[WHAT TO WORK ON]
[A] Reproduce the passage of the server death detection thread starting with "He's got a server" and going on through "option for this.".
[B] In the server death detection thread, under which operating systems are the server and client running?
[C] Extend the forum thread on server death detection from the point where it stops.

[comp.unix.programmer] Server death detection?

mcdaniel@adi.com (Tim McDaniel) (10/18/90)

My coworker has a problem.  (Well, actually, he has lots of problems,
but only one concerns us now. 8-)

He's got a server and a client talking via sockets over a network,
running under ULTRIX 4.0 and/or SUN OS 4.1.  At some point, the server
is killed.  He would like the client to receive notification ASAP that
this has occurred.

SIGPIPE only happens when the client tries to write to the server.

select is no help at all: the death of the other end of the connection
is not perceived as an exception.

There does not seem to be a setsockopt option for this.

His current workaround is to have an alarm occur every N seconds.  In
the signal handler, he will attempt a non-blocking peek mode receive.
If the server died, it'll return an EOF.  If not, it'll return -1 with
EWOULDBLOCK.

There are two minor concerns with the latter approach.  One is the
overhead if N is small.  The other is that the communication stuff is
in a library, and he has little control over the caller.  If the
caller pauses, it'll get interrupted by the alarm; every program using
this library must therefore check, after each pause, that the
condition being awaited has occurred.  This is good UNIX programming
practice, but he has no way to enforce it.

In general, the workaround is a bit unclean.  He'd like the mechanism
to be immediate and silent to callers.  Is there a better way?
--
Tim McDaniel                 Applied Dynamics Int'l.; Ann Arbor, Michigan, USA
Work phone: +1 313 973 1300                        Home phone: +1 313 677 4386
Internet: mcdaniel@adi.com                UUCP: {uunet,sharkey}!amara!mcdaniel

pawel@cs.UAlberta.CA (Pawel Gburzynski) (10/19/90)

[DATA LINES]
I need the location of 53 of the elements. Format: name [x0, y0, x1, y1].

[OUTPUTS]
[A]
He's got a server and a client talking via sockets over a network,
running under ULTRIX 4.0 and/or SUN OS 4.1.  At some point, the server
is killed.  He would like the client to receive notification ASAP that
this has occurred.

SIGPIPE only happens when the client tries to write to the server.

select is no help at all: the death of the other end of the connection
is not perceived as an exception.

There does not seem to be a setsockopt option for this.

[B] They run under ULTRIX 4.0 and/or SUN OS 4.1.

[C]
From article <MCDANIEL.90Oct18111427@dolphin.adi.com>, by mcdaniel@adi.com (Tim McDaniel):
> 
> select is no help at all: the death of the other end of the connection
> is not perceived as an exception.
> 
Actually it is. When a socket is closed, it appears as "ready to read" on
the other side (with EOF).

                                   Pawel Gburzynski.

mcdaniel@adi.com (Tim McDaniel) (10/19/90)

I wrote:
> [My coworker, Dan Bergin]'s got a server and a client talking via
> sockets over a network, running under ULTRIX 4.0 and/or SUN OS 4.1.
> At some point, the server is killed.  He would like the client to
> receive notification ASAP that this has occurred.

Well, my coworker has solved the problem.  He had to dig through the
bowels (and "bowels" is an appropriate word) of the SUN manuals.  Not
bad, considering that Dan is a VMS hacker! 8-)

      /*
       * gethostbyname ...
       * getservbyname ...
       * socket ...
       * connect ...
       */
      signal (SIGIO, routine);
      if (fcntl (sock, F_SETOWN, getpid()) < 0) {
         SOCKET_PERROR ("F_SETOWN");
         exit (5);
      }
      if (fcntl (sock, F_SETFL, FASYNC) < 0) {
         SOCKET_PERROR ("F_SETFL");
         exit (5);
      }
      while (1) {pause ();}

"routine" is the handler for SIGIO signals.  The first "fcntl" sets
the owner of the socket to be the current process (the client).  The
second sets up asynchronous notification.  When the server dies, an
EOF is put into the socket.  Since that is readable (read won't
block), a SIGIO then occurs, and the client can look around to see the
problem.  (SOCKET_PERROR is his own macro.)

This works under SUN OS 4.1 and ULTRIX.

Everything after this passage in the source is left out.